## [Records shown]
....

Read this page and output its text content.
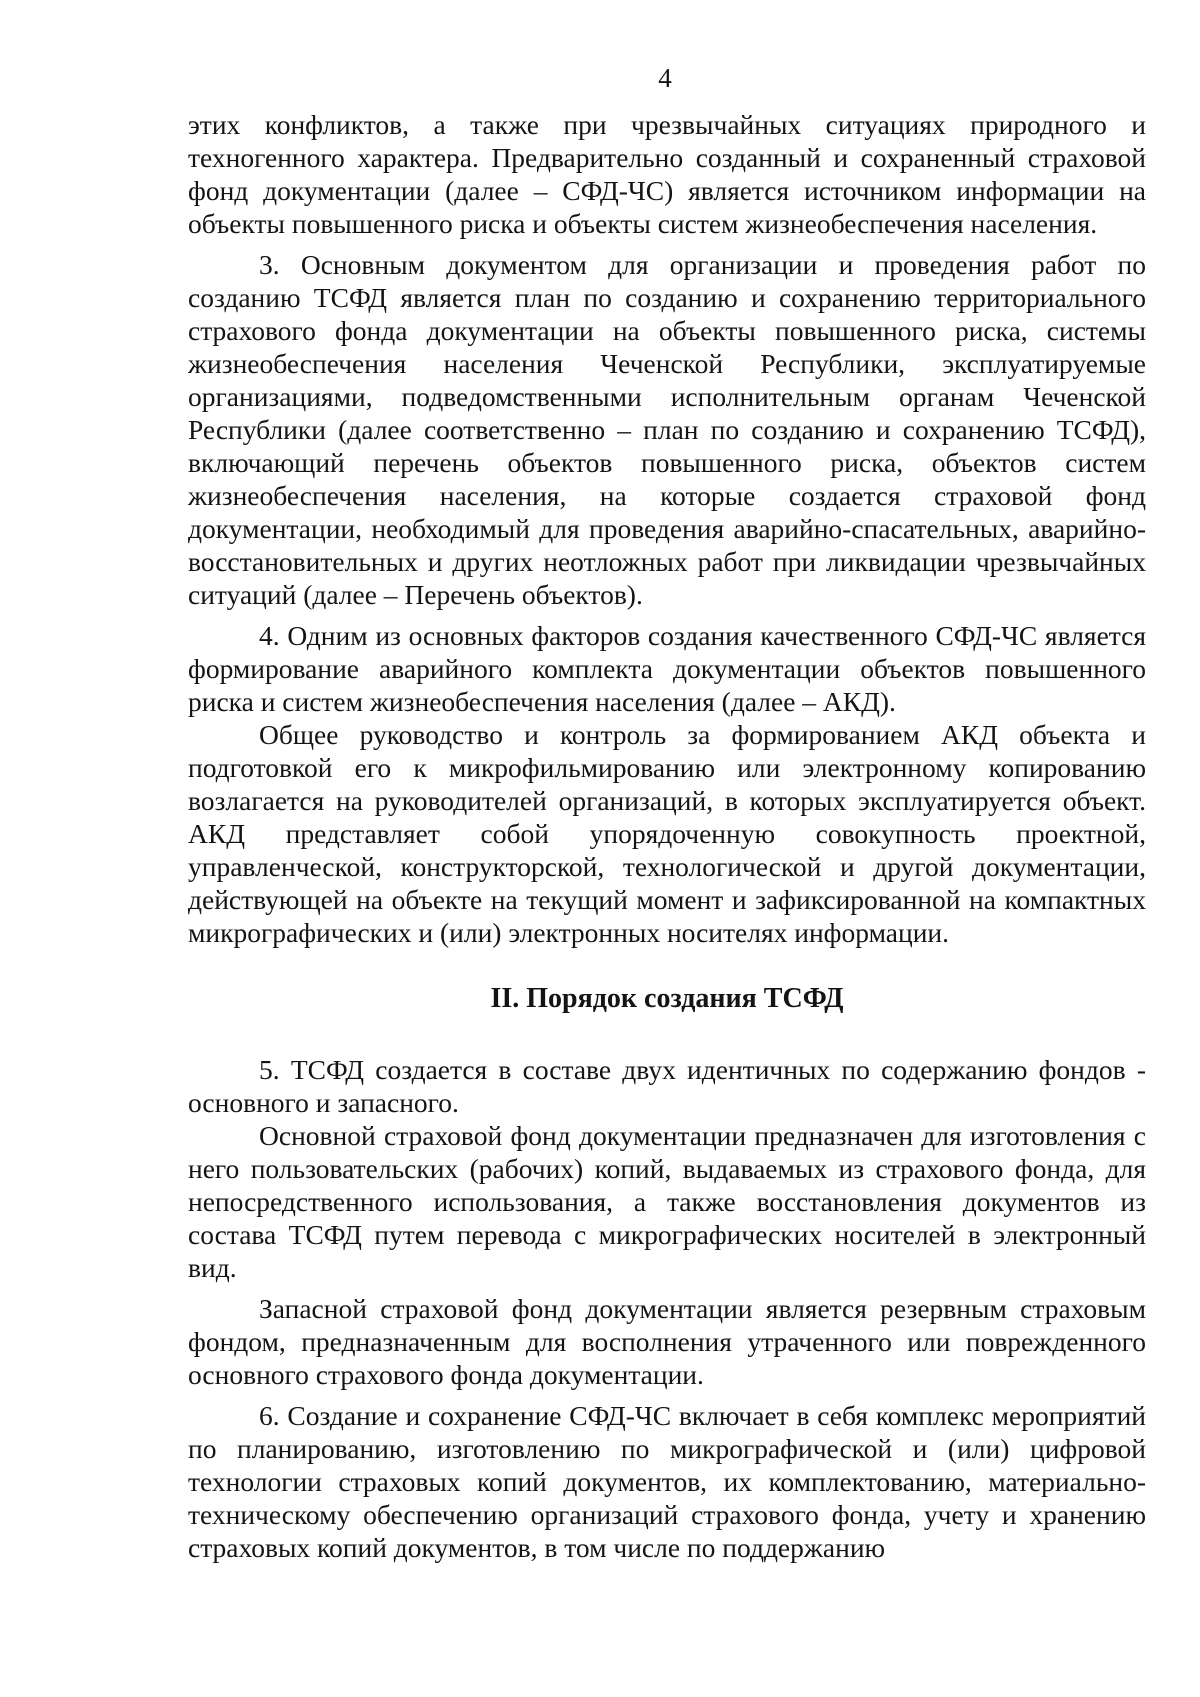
4

этих конфликтов, а также при чрезвычайных ситуациях природного и техногенного характера. Предварительно созданный и сохраненный страховой фонд документации (далее – СФД-ЧС) является источником информации на объекты повышенного риска и объекты систем жизнеобеспечения населения.

3. Основным документом для организации и проведения работ по созданию ТСФД является план по созданию и сохранению территориального страхового фонда документации на объекты повышенного риска, системы жизнеобеспечения населения Чеченской Республики, эксплуатируемые организациями, подведомственными исполнительным органам Чеченской Республики (далее соответственно – план по созданию и сохранению ТСФД), включающий перечень объектов повышенного риска, объектов систем жизнеобеспечения населения, на которые создается страховой фонд документации, необходимый для проведения аварийно-спасательных, аварийно-восстановительных и других неотложных работ при ликвидации чрезвычайных ситуаций (далее – Перечень объектов).

4. Одним из основных факторов создания качественного СФД-ЧС является формирование аварийного комплекта документации объектов повышенного риска и систем жизнеобеспечения населения (далее – АКД).

Общее руководство и контроль за формированием АКД объекта и подготовкой его к микрофильмированию или электронному копированию возлагается на руководителей организаций, в которых эксплуатируется объект. АКД представляет собой упорядоченную совокупность проектной, управленческой, конструкторской, технологической и другой документации, действующей на объекте на текущий момент и зафиксированной на компактных микрографических и (или) электронных носителях информации.

II. Порядок создания ТСФД

5. ТСФД создается в составе двух идентичных по содержанию фондов - основного и запасного.

Основной страховой фонд документации предназначен для изготовления с него пользовательских (рабочих) копий, выдаваемых из страхового фонда, для непосредственного использования, а также восстановления документов из состава ТСФД путем перевода с микрографических носителей в электронный вид.

Запасной страховой фонд документации является резервным страховым фондом, предназначенным для восполнения утраченного или поврежденного основного страхового фонда документации.

6. Создание и сохранение СФД-ЧС включает в себя комплекс мероприятий по планированию, изготовлению по микрографической и (или) цифровой технологии страховых копий документов, их комплектованию, материально-техническому обеспечению организаций страхового фонда, учету и хранению страховых копий документов, в том числе по поддержанию
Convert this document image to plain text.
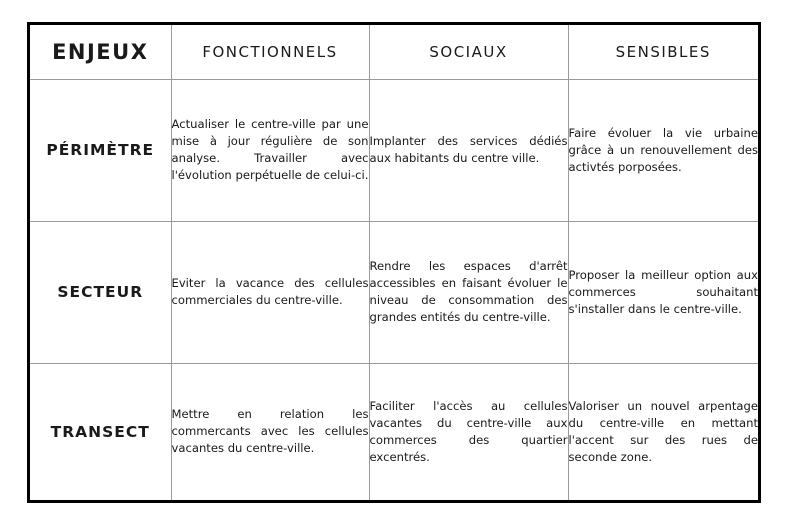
ENJEUX	FONCTIONNELS	SOCIAUX	SENSIBLES
PÉRIMÈTRE	Actualiser le centre-ville par une mise à jour régulière de son analyse. Travailler avec l'évolution perpétuelle de celui-ci.	Implanter des services dédiés aux habitants du centre ville.	Faire évoluer la vie urbaine grâce à un renouvellement des activtés porposées.

SECTEUR	Eviter la vacance des cellules commerciales du centre-ville.	Rendre les espaces d'arrêt accessibles en faisant évoluer le niveau de consommation des grandes entités du centre-ville.	Proposer la meilleur option aux commerces souhaitant s'installer dans le centre-ville.

TRANSECT	Mettre en relation les commercants avec les cellules vacantes du centre-ville.	Faciliter l'accès au cellules vacantes du centre-ville aux commerces des quartier excentrés.	Valoriser un nouvel arpentage du centre-ville en mettant l'accent sur des rues de seconde zone.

....

## [Instruction]
Of the lines in this listing, report how many contain the string "основного", and give the number only.

## [Task output]
2